### AIM
Leave out the pictures and copy everything else below exactly.
* Start RECORDS FOR THIS EXERCISE *
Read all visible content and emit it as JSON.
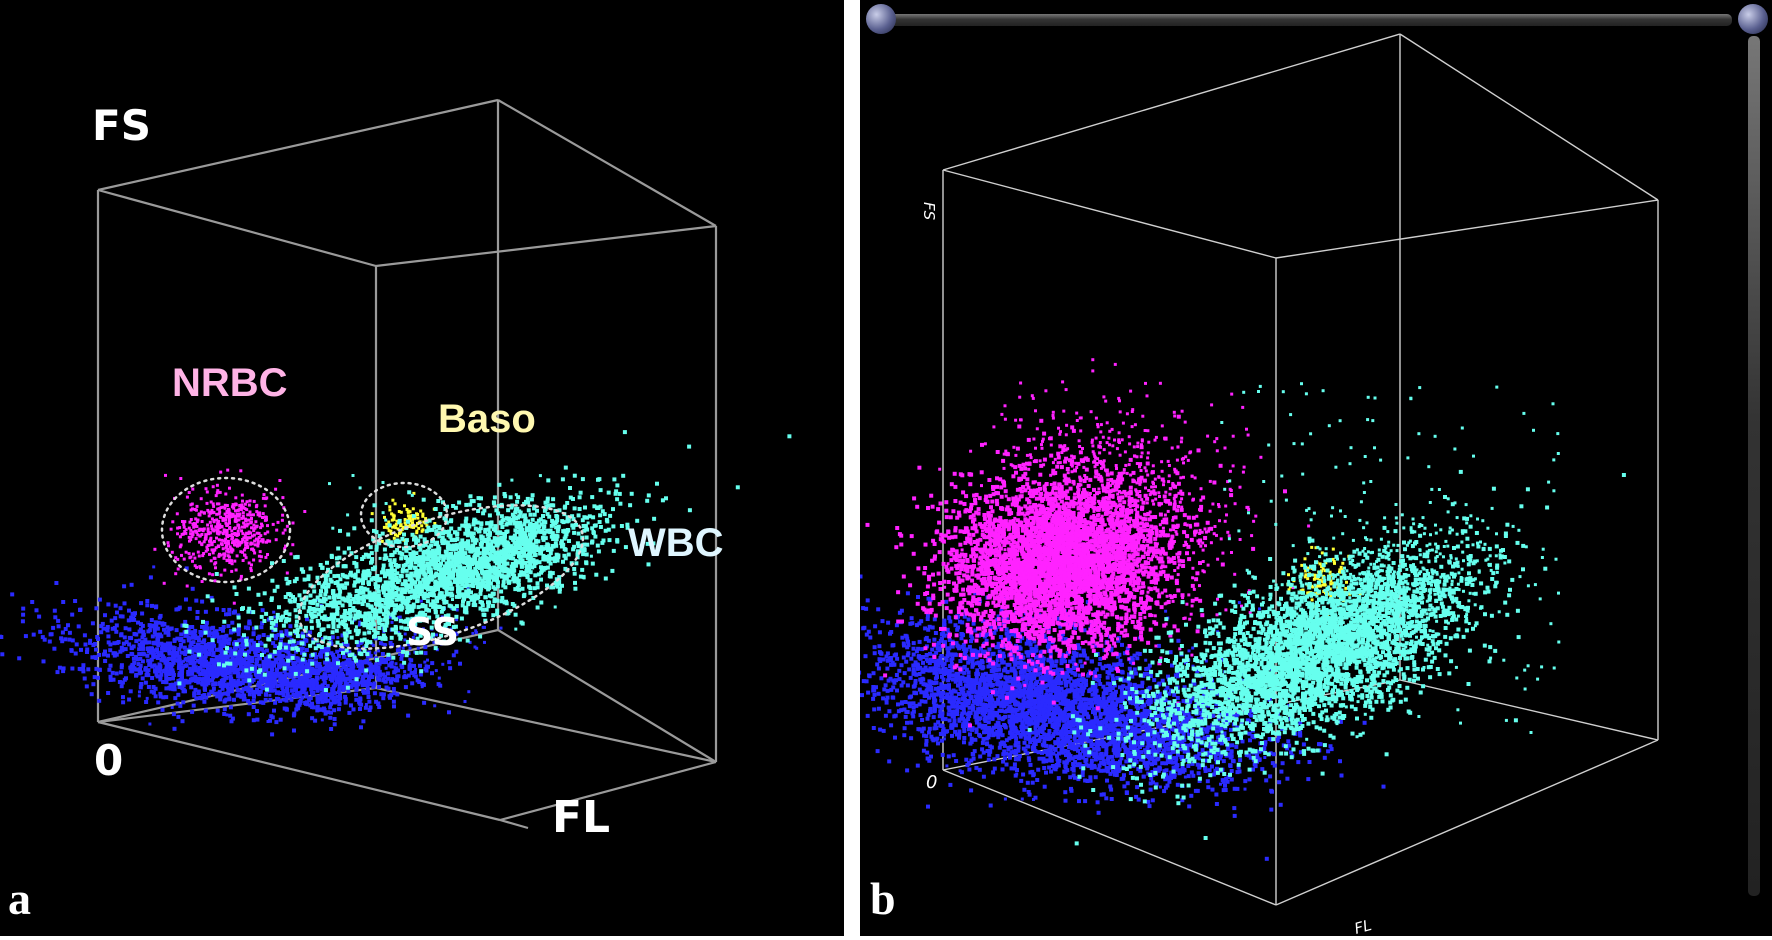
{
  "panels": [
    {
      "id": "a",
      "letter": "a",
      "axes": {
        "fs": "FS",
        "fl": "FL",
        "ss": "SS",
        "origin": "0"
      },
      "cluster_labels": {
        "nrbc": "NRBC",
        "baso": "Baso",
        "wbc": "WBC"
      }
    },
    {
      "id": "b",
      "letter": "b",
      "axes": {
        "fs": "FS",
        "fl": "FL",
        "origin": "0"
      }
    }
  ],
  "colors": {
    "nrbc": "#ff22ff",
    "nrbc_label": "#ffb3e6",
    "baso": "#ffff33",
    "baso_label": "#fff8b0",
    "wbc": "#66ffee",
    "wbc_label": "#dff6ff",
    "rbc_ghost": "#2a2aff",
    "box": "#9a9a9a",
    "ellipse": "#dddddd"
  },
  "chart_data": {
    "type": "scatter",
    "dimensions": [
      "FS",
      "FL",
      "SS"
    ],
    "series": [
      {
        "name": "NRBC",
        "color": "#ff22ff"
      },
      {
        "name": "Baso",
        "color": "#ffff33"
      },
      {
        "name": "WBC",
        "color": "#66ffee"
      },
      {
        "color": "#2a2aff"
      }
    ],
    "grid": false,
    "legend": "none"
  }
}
* End RECORDS FOR THIS EXERCISE *
### WRITTEN RESPONSE
Read all visible content and emit it as JSON.
{
  "panels": [
    {
      "id": "a",
      "letter": "a",
      "axes": {
        "fs": "FS",
        "fl": "FL",
        "ss": "SS",
        "origin": "0"
      },
      "cluster_labels": {
        "nrbc": "NRBC",
        "baso": "Baso",
        "wbc": "WBC"
      }
    },
    {
      "id": "b",
      "letter": "b",
      "axes": {
        "fs": "FS",
        "fl": "FL",
        "origin": "0"
      }
    }
  ],
  "colors": {
    "nrbc": "#ff22ff",
    "nrbc_label": "#ffb3e6",
    "baso": "#ffff33",
    "baso_label": "#fff8b0",
    "wbc": "#66ffee",
    "wbc_label": "#dff6ff",
    "rbc_ghost": "#2a2aff",
    "box": "#9a9a9a",
    "ellipse": "#dddddd"
  },
  "chart_data": {
    "type": "scatter",
    "dimensions": [
      "FS",
      "FL",
      "SS"
    ],
    "series": [
      {
        "name": "NRBC",
        "color": "#ff22ff"
      },
      {
        "name": "Baso",
        "color": "#ffff33"
      },
      {
        "name": "WBC",
        "color": "#66ffee"
      },
      {
        "color": "#2a2aff"
      }
    ],
    "grid": false,
    "legend": "none"
  }
}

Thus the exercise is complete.